/---

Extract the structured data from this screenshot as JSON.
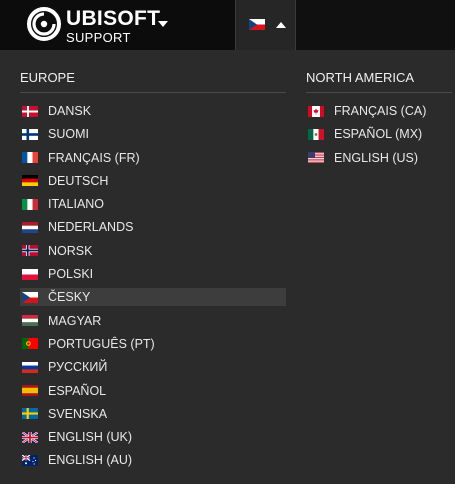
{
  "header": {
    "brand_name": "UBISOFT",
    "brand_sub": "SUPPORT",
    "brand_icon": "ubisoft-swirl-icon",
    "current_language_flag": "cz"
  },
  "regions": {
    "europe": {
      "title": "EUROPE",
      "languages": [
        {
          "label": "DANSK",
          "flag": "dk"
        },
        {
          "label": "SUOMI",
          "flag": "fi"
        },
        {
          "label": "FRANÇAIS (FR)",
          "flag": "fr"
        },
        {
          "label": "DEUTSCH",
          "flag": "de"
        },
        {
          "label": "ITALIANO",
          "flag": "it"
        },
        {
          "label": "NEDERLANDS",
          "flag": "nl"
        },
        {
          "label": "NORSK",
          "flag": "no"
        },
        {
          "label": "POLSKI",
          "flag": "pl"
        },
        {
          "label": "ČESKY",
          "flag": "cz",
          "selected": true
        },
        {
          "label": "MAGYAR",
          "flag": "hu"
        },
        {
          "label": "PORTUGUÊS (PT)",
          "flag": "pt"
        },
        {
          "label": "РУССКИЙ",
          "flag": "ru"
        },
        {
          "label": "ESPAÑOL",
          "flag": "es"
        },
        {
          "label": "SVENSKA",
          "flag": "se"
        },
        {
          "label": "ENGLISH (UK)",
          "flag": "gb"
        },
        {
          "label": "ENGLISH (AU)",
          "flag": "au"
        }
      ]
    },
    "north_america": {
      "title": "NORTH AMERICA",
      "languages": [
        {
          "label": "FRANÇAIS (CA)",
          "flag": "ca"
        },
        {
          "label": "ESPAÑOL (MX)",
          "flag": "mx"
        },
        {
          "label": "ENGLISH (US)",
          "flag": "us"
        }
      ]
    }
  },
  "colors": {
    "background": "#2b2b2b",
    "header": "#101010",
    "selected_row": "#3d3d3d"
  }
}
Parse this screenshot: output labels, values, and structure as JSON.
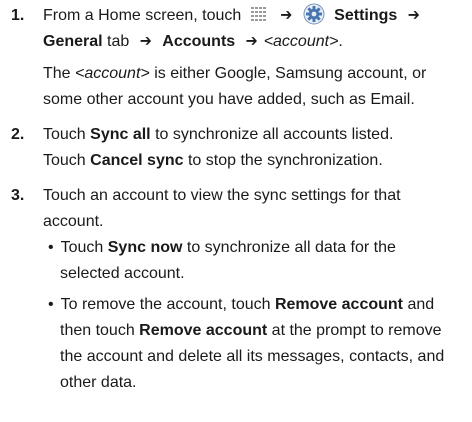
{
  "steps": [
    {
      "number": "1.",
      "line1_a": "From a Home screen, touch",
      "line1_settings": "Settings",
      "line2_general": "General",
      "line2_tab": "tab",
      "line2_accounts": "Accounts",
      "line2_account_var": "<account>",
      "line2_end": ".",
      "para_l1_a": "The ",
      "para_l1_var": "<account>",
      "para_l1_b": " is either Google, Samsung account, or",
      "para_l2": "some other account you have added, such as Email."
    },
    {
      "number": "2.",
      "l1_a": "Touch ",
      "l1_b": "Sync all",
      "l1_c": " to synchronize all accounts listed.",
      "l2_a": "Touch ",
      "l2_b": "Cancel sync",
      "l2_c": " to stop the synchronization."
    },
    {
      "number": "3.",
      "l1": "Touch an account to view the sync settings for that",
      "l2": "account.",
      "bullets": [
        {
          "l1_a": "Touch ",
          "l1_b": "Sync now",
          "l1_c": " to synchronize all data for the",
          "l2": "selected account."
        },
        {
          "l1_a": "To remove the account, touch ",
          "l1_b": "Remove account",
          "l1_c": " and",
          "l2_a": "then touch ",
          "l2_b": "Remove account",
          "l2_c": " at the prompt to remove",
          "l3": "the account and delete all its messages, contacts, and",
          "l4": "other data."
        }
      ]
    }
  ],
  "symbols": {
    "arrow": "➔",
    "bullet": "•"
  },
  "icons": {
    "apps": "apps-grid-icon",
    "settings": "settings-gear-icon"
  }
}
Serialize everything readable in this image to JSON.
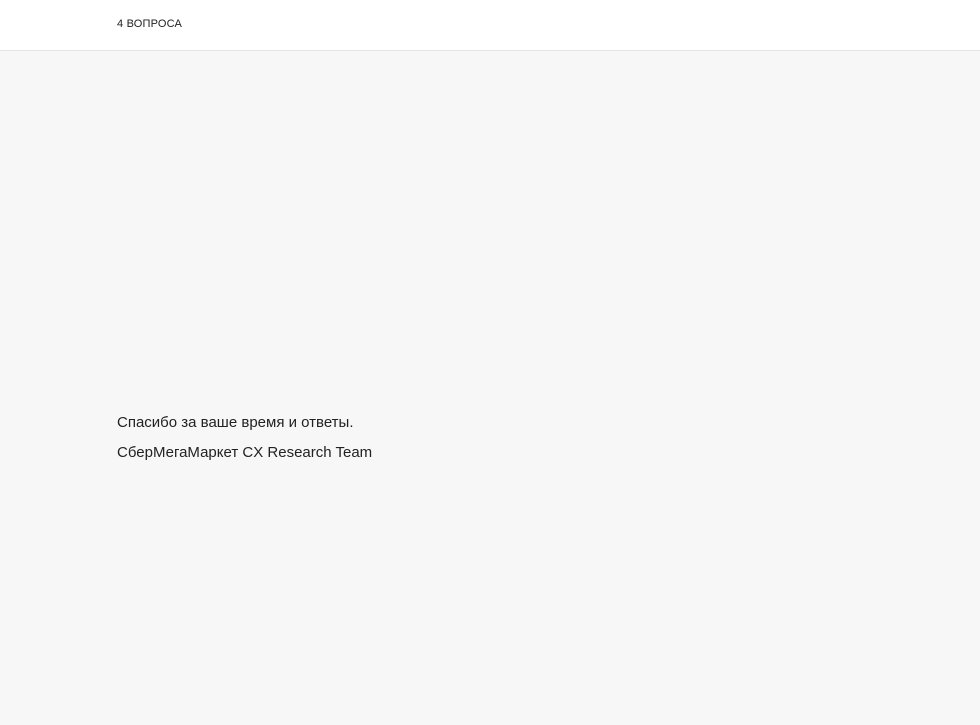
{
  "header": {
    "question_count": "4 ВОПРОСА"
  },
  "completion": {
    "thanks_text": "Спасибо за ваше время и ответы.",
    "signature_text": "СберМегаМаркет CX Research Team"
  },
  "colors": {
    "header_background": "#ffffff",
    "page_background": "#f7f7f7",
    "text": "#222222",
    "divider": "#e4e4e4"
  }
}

\---

## WHAT YOU ARE ASKED TO DO
The lines to be quoted run from the line containing "Serialize everything readable" through the end of the entries above, both included; quote them exactly and leave out any pictures.

## COMPLETE ANSWER
Serialize everything readable in this image to JSON.
{
  "header": {
    "question_count": "4 ВОПРОСА"
  },
  "completion": {
    "thanks_text": "Спасибо за ваше время и ответы.",
    "signature_text": "СберМегаМаркет CX Research Team"
  },
  "colors": {
    "header_background": "#ffffff",
    "page_background": "#f7f7f7",
    "text": "#222222",
    "divider": "#e4e4e4"
  }
}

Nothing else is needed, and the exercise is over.